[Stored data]

• • • •

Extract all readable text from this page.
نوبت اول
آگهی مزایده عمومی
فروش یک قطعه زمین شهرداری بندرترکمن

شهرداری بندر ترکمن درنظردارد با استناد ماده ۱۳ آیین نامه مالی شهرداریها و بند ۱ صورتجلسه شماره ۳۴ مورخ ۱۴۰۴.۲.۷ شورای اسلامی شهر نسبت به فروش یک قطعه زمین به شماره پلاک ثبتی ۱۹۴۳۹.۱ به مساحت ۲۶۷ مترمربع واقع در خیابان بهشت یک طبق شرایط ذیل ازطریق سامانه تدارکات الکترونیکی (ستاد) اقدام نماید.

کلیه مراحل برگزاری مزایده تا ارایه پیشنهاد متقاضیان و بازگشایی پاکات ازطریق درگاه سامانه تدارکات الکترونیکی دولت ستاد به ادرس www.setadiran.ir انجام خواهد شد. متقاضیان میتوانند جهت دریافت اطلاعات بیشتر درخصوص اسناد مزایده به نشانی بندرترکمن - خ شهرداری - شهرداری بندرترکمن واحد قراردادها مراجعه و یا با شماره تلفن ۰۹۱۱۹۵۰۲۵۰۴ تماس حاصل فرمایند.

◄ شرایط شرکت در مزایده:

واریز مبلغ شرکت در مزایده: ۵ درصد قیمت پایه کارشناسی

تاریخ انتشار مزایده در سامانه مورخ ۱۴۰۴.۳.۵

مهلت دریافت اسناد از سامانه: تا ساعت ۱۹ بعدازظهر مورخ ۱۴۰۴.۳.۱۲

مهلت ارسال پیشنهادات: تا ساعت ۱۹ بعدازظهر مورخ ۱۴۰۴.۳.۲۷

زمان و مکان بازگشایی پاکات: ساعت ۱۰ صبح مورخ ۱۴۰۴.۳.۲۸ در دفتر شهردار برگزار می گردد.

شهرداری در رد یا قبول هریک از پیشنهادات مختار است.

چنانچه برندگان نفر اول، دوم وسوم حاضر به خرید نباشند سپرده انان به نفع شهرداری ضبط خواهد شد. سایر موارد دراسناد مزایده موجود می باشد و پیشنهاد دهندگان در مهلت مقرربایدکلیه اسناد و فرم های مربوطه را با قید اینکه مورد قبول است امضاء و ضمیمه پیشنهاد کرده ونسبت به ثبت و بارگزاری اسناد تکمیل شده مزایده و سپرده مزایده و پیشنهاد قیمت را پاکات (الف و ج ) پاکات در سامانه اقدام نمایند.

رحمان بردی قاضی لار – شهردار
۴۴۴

• • • •

* _TASK OBJECTIVE_
Using the listing above, gather each line that holds the string "قطعه" and copy it.

* _TASK SOLUTION_
فروش یک قطعه زمین شهرداری بندرترکمن
شهرداری بندر ترکمن درنظردارد با استناد ماده ۱۳ آیین نامه مالی شهرداریها و بند ۱ صورتجلسه شماره ۳۴ مورخ ۱۴۰۴.۲.۷ شورای اسلامی شهر نسبت به فروش یک قطعه زمین به شماره پلاک ثبتی ۱۹۴۳۹.۱ به مساحت ۲۶۷ مترمربع واقع در خیابان بهشت یک طبق شرایط ذیل ازطریق سامانه تدارکات الکترونیکی (ستاد) اقدام نماید.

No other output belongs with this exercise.